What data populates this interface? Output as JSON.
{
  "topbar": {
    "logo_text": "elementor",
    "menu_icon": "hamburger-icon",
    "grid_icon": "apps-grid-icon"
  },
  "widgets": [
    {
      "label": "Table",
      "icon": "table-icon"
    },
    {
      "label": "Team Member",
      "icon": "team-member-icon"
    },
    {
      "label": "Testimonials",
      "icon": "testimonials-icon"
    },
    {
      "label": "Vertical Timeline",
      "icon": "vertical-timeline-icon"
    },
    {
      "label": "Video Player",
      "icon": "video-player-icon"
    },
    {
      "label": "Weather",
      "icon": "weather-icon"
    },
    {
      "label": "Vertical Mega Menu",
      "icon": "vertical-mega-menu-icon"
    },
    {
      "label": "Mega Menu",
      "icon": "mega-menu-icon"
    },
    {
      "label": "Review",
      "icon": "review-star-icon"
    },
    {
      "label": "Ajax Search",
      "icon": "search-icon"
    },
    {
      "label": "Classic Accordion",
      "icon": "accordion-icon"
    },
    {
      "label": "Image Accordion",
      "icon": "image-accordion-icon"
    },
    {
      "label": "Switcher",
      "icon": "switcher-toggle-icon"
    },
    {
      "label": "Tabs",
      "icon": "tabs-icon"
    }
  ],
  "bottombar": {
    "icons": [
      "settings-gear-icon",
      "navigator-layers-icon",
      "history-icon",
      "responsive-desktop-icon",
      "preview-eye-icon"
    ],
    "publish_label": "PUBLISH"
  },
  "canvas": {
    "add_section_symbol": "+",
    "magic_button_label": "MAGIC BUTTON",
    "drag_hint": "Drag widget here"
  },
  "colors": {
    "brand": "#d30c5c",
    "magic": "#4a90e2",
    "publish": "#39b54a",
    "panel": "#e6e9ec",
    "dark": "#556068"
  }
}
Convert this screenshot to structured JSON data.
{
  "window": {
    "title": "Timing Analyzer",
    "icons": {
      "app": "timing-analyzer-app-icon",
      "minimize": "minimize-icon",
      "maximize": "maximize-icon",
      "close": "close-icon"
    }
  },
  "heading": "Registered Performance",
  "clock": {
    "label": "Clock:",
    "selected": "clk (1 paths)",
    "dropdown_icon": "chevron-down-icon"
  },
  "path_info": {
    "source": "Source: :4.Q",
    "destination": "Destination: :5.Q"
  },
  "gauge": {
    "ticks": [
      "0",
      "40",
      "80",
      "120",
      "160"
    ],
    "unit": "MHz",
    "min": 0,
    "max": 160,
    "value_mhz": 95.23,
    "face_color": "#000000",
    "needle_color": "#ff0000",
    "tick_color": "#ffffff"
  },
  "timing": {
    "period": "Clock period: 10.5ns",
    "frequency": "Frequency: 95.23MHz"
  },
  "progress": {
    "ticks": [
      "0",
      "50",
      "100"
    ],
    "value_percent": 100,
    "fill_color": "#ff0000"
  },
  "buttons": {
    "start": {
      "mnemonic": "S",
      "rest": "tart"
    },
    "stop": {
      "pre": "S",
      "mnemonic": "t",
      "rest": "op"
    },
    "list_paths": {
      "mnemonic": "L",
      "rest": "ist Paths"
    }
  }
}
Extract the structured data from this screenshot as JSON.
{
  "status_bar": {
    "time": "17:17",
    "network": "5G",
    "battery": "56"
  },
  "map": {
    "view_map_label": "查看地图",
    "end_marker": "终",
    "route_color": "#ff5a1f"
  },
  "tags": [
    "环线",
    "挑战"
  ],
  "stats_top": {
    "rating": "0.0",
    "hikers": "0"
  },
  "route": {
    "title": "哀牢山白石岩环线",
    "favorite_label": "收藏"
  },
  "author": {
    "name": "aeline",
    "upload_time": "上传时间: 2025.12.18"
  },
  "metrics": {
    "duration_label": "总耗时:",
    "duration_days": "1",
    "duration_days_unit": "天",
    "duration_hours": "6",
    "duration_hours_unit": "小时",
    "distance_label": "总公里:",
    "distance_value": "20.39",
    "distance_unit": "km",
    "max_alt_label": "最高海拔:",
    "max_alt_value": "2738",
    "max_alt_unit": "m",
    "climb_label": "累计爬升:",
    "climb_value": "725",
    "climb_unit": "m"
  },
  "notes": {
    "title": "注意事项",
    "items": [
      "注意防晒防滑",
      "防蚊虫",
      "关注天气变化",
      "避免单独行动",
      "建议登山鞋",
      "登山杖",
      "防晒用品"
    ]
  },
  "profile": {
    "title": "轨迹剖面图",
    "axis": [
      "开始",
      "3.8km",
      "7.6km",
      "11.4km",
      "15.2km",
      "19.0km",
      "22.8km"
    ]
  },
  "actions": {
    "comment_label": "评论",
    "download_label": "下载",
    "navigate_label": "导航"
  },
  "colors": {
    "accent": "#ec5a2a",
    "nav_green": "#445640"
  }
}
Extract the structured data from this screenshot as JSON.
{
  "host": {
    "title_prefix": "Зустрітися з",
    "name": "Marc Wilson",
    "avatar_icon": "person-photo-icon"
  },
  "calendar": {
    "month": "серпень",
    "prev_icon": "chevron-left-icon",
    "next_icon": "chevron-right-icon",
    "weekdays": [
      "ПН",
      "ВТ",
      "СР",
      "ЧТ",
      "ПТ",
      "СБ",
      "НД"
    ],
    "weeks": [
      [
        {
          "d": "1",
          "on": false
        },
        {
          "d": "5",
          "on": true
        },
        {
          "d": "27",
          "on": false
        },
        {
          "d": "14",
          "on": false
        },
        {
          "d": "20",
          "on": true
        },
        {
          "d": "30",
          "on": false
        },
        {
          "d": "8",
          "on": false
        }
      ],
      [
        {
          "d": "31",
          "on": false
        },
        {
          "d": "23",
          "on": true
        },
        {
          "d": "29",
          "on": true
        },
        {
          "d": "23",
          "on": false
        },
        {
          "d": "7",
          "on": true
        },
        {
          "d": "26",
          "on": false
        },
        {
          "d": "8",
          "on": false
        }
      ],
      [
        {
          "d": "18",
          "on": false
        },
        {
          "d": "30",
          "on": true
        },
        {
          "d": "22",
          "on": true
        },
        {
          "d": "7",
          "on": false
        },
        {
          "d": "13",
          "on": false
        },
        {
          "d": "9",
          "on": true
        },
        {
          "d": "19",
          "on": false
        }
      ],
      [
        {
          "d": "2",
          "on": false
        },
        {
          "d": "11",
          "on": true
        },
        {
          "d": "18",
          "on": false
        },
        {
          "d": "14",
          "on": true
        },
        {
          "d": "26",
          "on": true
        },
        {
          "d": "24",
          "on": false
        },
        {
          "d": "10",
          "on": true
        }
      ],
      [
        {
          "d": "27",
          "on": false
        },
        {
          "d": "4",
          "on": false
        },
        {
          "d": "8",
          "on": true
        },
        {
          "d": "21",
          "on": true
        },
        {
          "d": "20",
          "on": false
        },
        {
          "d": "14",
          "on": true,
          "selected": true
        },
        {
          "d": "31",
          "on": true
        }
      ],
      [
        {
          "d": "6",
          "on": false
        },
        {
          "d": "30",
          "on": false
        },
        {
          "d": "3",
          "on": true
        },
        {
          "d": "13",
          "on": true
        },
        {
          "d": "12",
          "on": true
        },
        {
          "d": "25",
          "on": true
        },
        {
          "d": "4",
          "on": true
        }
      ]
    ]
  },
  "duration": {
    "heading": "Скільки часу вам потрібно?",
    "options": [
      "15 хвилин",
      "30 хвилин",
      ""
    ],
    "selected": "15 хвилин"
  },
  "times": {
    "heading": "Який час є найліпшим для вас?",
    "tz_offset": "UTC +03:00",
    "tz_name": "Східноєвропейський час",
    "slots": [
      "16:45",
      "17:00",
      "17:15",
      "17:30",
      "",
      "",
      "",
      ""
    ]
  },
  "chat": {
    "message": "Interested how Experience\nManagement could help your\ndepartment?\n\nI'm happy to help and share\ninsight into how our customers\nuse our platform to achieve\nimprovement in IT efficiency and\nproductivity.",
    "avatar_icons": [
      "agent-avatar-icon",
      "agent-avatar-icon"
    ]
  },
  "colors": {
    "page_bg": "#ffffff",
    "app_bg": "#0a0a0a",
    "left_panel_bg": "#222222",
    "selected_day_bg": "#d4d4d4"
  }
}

## WHAT TO WORK ON
Identify each line containing the string "this" and copy it out.

## FINAL ANSWER
What data populates this interface? Output as JSON.
Convert this screenshot to structured JSON data.
Extract the structured data from this screenshot as JSON.
Extract the structured data from this screenshot as JSON.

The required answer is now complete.